START

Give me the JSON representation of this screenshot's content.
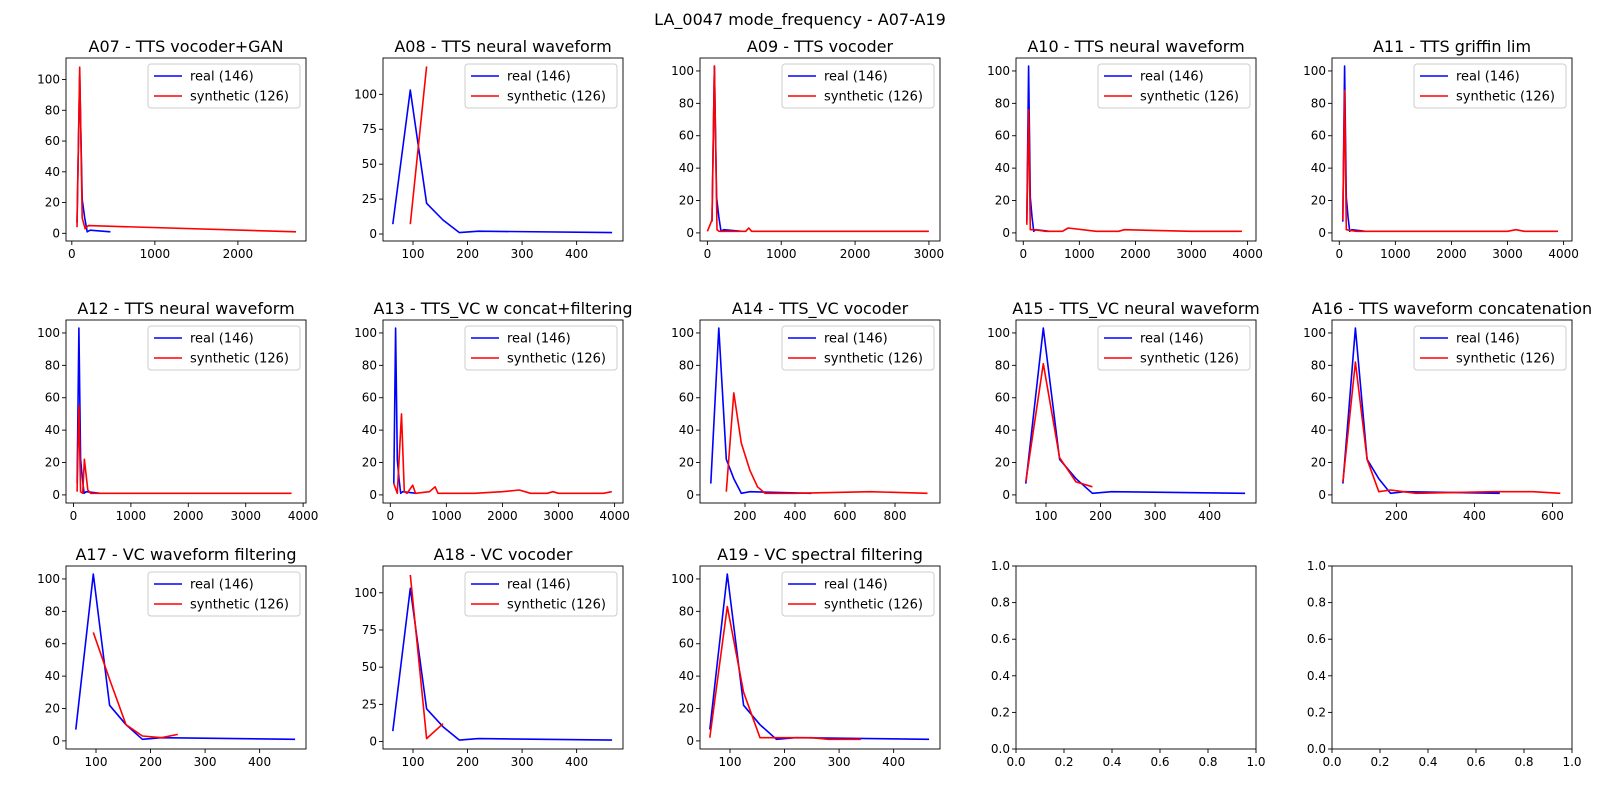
{
  "figure": {
    "suptitle": "LA_0047 mode_frequency - A07-A19"
  },
  "colors": {
    "real": "#0000ff",
    "synthetic": "#ff0000"
  },
  "chart_data": [
    {
      "type": "line",
      "title": "A07 - TTS vocoder+GAN",
      "xlim": [
        -70,
        2820
      ],
      "ylim": [
        -5,
        114
      ],
      "xticks": [
        0,
        1000,
        2000
      ],
      "yticks": [
        0,
        20,
        40,
        60,
        80,
        100
      ],
      "legend_placement": "top-right",
      "series": [
        {
          "name": "real (146)",
          "color": "#0000ff",
          "x": [
            63,
            95,
            125,
            155,
            185,
            220,
            465
          ],
          "y": [
            7,
            103,
            22,
            10,
            1,
            2,
            1
          ]
        },
        {
          "name": "synthetic (126)",
          "color": "#ff0000",
          "x": [
            63,
            95,
            125,
            160,
            200,
            2700
          ],
          "y": [
            4,
            108,
            10,
            3,
            5,
            1
          ]
        }
      ]
    },
    {
      "type": "line",
      "title": "A08 - TTS neural waveform",
      "xlim": [
        45,
        485
      ],
      "ylim": [
        -5,
        126
      ],
      "xticks": [
        100,
        200,
        300,
        400
      ],
      "yticks": [
        0,
        25,
        50,
        75,
        100
      ],
      "legend_placement": "top-right",
      "series": [
        {
          "name": "real (146)",
          "color": "#0000ff",
          "x": [
            63,
            95,
            125,
            155,
            185,
            220,
            465
          ],
          "y": [
            7,
            103,
            22,
            10,
            1,
            2,
            1
          ]
        },
        {
          "name": "synthetic (126)",
          "color": "#ff0000",
          "x": [
            95,
            125
          ],
          "y": [
            7,
            120
          ]
        }
      ]
    },
    {
      "type": "line",
      "title": "A09 - TTS vocoder",
      "xlim": [
        -100,
        3150
      ],
      "ylim": [
        -5,
        108
      ],
      "xticks": [
        0,
        1000,
        2000,
        3000
      ],
      "yticks": [
        0,
        20,
        40,
        60,
        80,
        100
      ],
      "legend_placement": "top-right",
      "series": [
        {
          "name": "real (146)",
          "color": "#0000ff",
          "x": [
            63,
            95,
            125,
            155,
            185,
            220,
            465
          ],
          "y": [
            7,
            103,
            22,
            10,
            1,
            2,
            1
          ]
        },
        {
          "name": "synthetic (126)",
          "color": "#ff0000",
          "x": [
            0,
            63,
            95,
            130,
            160,
            520,
            560,
            600,
            1000,
            2000,
            3000
          ],
          "y": [
            1,
            8,
            103,
            2,
            1,
            1,
            3,
            1,
            1,
            1,
            1
          ]
        }
      ]
    },
    {
      "type": "line",
      "title": "A10 - TTS neural waveform",
      "xlim": [
        -130,
        4150
      ],
      "ylim": [
        -5,
        108
      ],
      "xticks": [
        0,
        1000,
        2000,
        3000,
        4000
      ],
      "yticks": [
        0,
        20,
        40,
        60,
        80,
        100
      ],
      "legend_placement": "top-right",
      "series": [
        {
          "name": "real (146)",
          "color": "#0000ff",
          "x": [
            63,
            95,
            125,
            155,
            185,
            220,
            465
          ],
          "y": [
            7,
            103,
            22,
            10,
            1,
            2,
            1
          ]
        },
        {
          "name": "synthetic (126)",
          "color": "#ff0000",
          "x": [
            63,
            95,
            125,
            200,
            400,
            700,
            800,
            1300,
            1700,
            1800,
            3000,
            3900
          ],
          "y": [
            5,
            76,
            2,
            2,
            1,
            1,
            3,
            1,
            1,
            2,
            1,
            1
          ]
        }
      ]
    },
    {
      "type": "line",
      "title": "A11 - TTS griffin lim",
      "xlim": [
        -130,
        4150
      ],
      "ylim": [
        -5,
        108
      ],
      "xticks": [
        0,
        1000,
        2000,
        3000,
        4000
      ],
      "yticks": [
        0,
        20,
        40,
        60,
        80,
        100
      ],
      "legend_placement": "top-right",
      "series": [
        {
          "name": "real (146)",
          "color": "#0000ff",
          "x": [
            63,
            95,
            125,
            155,
            185,
            220,
            465
          ],
          "y": [
            7,
            103,
            22,
            10,
            1,
            2,
            1
          ]
        },
        {
          "name": "synthetic (126)",
          "color": "#ff0000",
          "x": [
            63,
            95,
            125,
            300,
            3000,
            3150,
            3300,
            3900
          ],
          "y": [
            8,
            88,
            2,
            1,
            1,
            2,
            1,
            1
          ]
        }
      ]
    },
    {
      "type": "line",
      "title": "A12 - TTS neural waveform",
      "xlim": [
        -130,
        4050
      ],
      "ylim": [
        -5,
        108
      ],
      "xticks": [
        0,
        1000,
        2000,
        3000,
        4000
      ],
      "yticks": [
        0,
        20,
        40,
        60,
        80,
        100
      ],
      "legend_placement": "top-right",
      "series": [
        {
          "name": "real (146)",
          "color": "#0000ff",
          "x": [
            63,
            95,
            125,
            155,
            185,
            220,
            465
          ],
          "y": [
            7,
            103,
            22,
            10,
            1,
            2,
            1
          ]
        },
        {
          "name": "synthetic (126)",
          "color": "#ff0000",
          "x": [
            63,
            95,
            125,
            160,
            190,
            250,
            300,
            500,
            3800
          ],
          "y": [
            2,
            55,
            2,
            1,
            22,
            3,
            1,
            1,
            1
          ]
        }
      ]
    },
    {
      "type": "line",
      "title": "A13 - TTS_VC w concat+filtering",
      "xlim": [
        -130,
        4150
      ],
      "ylim": [
        -5,
        108
      ],
      "xticks": [
        0,
        1000,
        2000,
        3000,
        4000
      ],
      "yticks": [
        0,
        20,
        40,
        60,
        80,
        100
      ],
      "legend_placement": "top-right",
      "series": [
        {
          "name": "real (146)",
          "color": "#0000ff",
          "x": [
            63,
            95,
            125,
            155,
            185,
            220,
            465
          ],
          "y": [
            7,
            103,
            22,
            10,
            1,
            2,
            1
          ]
        },
        {
          "name": "synthetic (126)",
          "color": "#ff0000",
          "x": [
            63,
            125,
            200,
            250,
            300,
            400,
            450,
            700,
            800,
            850,
            1000,
            1500,
            2000,
            2300,
            2500,
            2800,
            2900,
            3000,
            3800,
            3950
          ],
          "y": [
            7,
            1,
            50,
            2,
            1,
            6,
            1,
            2,
            5,
            1,
            1,
            1,
            2,
            3,
            1,
            1,
            2,
            1,
            1,
            2
          ]
        }
      ]
    },
    {
      "type": "line",
      "title": "A14 - TTS_VC vocoder",
      "xlim": [
        20,
        980
      ],
      "ylim": [
        -5,
        108
      ],
      "xticks": [
        200,
        400,
        600,
        800
      ],
      "yticks": [
        0,
        20,
        40,
        60,
        80,
        100
      ],
      "legend_placement": "top-right",
      "series": [
        {
          "name": "real (146)",
          "color": "#0000ff",
          "x": [
            63,
            95,
            125,
            155,
            185,
            220,
            465
          ],
          "y": [
            7,
            103,
            22,
            10,
            1,
            2,
            1
          ]
        },
        {
          "name": "synthetic (126)",
          "color": "#ff0000",
          "x": [
            125,
            155,
            185,
            220,
            250,
            280,
            400,
            700,
            930
          ],
          "y": [
            2,
            63,
            32,
            15,
            5,
            1,
            1,
            2,
            1
          ]
        }
      ]
    },
    {
      "type": "line",
      "title": "A15 - TTS_VC neural waveform",
      "xlim": [
        45,
        485
      ],
      "ylim": [
        -5,
        108
      ],
      "xticks": [
        100,
        200,
        300,
        400
      ],
      "yticks": [
        0,
        20,
        40,
        60,
        80,
        100
      ],
      "legend_placement": "top-right",
      "series": [
        {
          "name": "real (146)",
          "color": "#0000ff",
          "x": [
            63,
            95,
            125,
            155,
            185,
            220,
            465
          ],
          "y": [
            7,
            103,
            22,
            10,
            1,
            2,
            1
          ]
        },
        {
          "name": "synthetic (126)",
          "color": "#ff0000",
          "x": [
            63,
            95,
            125,
            155,
            185
          ],
          "y": [
            8,
            81,
            23,
            8,
            5
          ]
        }
      ]
    },
    {
      "type": "line",
      "title": "A16 - TTS waveform concatenation",
      "xlim": [
        35,
        650
      ],
      "ylim": [
        -5,
        108
      ],
      "xticks": [
        200,
        400,
        600
      ],
      "yticks": [
        0,
        20,
        40,
        60,
        80,
        100
      ],
      "legend_placement": "top-right",
      "series": [
        {
          "name": "real (146)",
          "color": "#0000ff",
          "x": [
            63,
            95,
            125,
            155,
            185,
            220,
            465
          ],
          "y": [
            7,
            103,
            22,
            10,
            1,
            2,
            1
          ]
        },
        {
          "name": "synthetic (126)",
          "color": "#ff0000",
          "x": [
            63,
            95,
            125,
            155,
            185,
            250,
            450,
            550,
            620
          ],
          "y": [
            8,
            82,
            22,
            2,
            3,
            1,
            2,
            2,
            1
          ]
        }
      ]
    },
    {
      "type": "line",
      "title": "A17 - VC waveform filtering",
      "xlim": [
        45,
        485
      ],
      "ylim": [
        -5,
        108
      ],
      "xticks": [
        100,
        200,
        300,
        400
      ],
      "yticks": [
        0,
        20,
        40,
        60,
        80,
        100
      ],
      "legend_placement": "top-right",
      "series": [
        {
          "name": "real (146)",
          "color": "#0000ff",
          "x": [
            63,
            95,
            125,
            155,
            185,
            220,
            465
          ],
          "y": [
            7,
            103,
            22,
            10,
            1,
            2,
            1
          ]
        },
        {
          "name": "synthetic (126)",
          "color": "#ff0000",
          "x": [
            95,
            125,
            155,
            185,
            220,
            250
          ],
          "y": [
            67,
            38,
            10,
            3,
            2,
            4
          ]
        }
      ]
    },
    {
      "type": "line",
      "title": "A18 - VC vocoder",
      "xlim": [
        45,
        485
      ],
      "ylim": [
        -5,
        118
      ],
      "xticks": [
        100,
        200,
        300,
        400
      ],
      "yticks": [
        0,
        25,
        50,
        75,
        100
      ],
      "legend_placement": "top-right",
      "series": [
        {
          "name": "real (146)",
          "color": "#0000ff",
          "x": [
            63,
            95,
            125,
            155,
            185,
            220,
            465
          ],
          "y": [
            7,
            103,
            22,
            10,
            1,
            2,
            1
          ]
        },
        {
          "name": "synthetic (126)",
          "color": "#ff0000",
          "x": [
            95,
            125,
            155
          ],
          "y": [
            112,
            2,
            12
          ]
        }
      ]
    },
    {
      "type": "line",
      "title": "A19 - VC spectral filtering",
      "xlim": [
        45,
        485
      ],
      "ylim": [
        -5,
        108
      ],
      "xticks": [
        100,
        200,
        300,
        400
      ],
      "yticks": [
        0,
        20,
        40,
        60,
        80,
        100
      ],
      "legend_placement": "top-right",
      "series": [
        {
          "name": "real (146)",
          "color": "#0000ff",
          "x": [
            63,
            95,
            125,
            155,
            185,
            220,
            465
          ],
          "y": [
            7,
            103,
            22,
            10,
            1,
            2,
            1
          ]
        },
        {
          "name": "synthetic (126)",
          "color": "#ff0000",
          "x": [
            63,
            95,
            125,
            155,
            185,
            250,
            280,
            340
          ],
          "y": [
            2,
            83,
            30,
            2,
            2,
            2,
            1,
            1
          ]
        }
      ]
    },
    {
      "type": "line",
      "title": "",
      "xlim": [
        0,
        1
      ],
      "ylim": [
        0,
        1
      ],
      "xticks": [
        0.0,
        0.2,
        0.4,
        0.6,
        0.8,
        1.0
      ],
      "yticks": [
        0.0,
        0.2,
        0.4,
        0.6,
        0.8,
        1.0
      ],
      "tick_format": "fixed1",
      "series": []
    },
    {
      "type": "line",
      "title": "",
      "xlim": [
        0,
        1
      ],
      "ylim": [
        0,
        1
      ],
      "xticks": [
        0.0,
        0.2,
        0.4,
        0.6,
        0.8,
        1.0
      ],
      "yticks": [
        0.0,
        0.2,
        0.4,
        0.6,
        0.8,
        1.0
      ],
      "tick_format": "fixed1",
      "series": []
    }
  ]
}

END

Pull out each line of the records holding the string "filtering".

**Task solution**
      "title": "A13 - TTS_VC w concat+filtering",
      "title": "A17 - VC waveform filtering",
      "title": "A19 - VC spectral filtering",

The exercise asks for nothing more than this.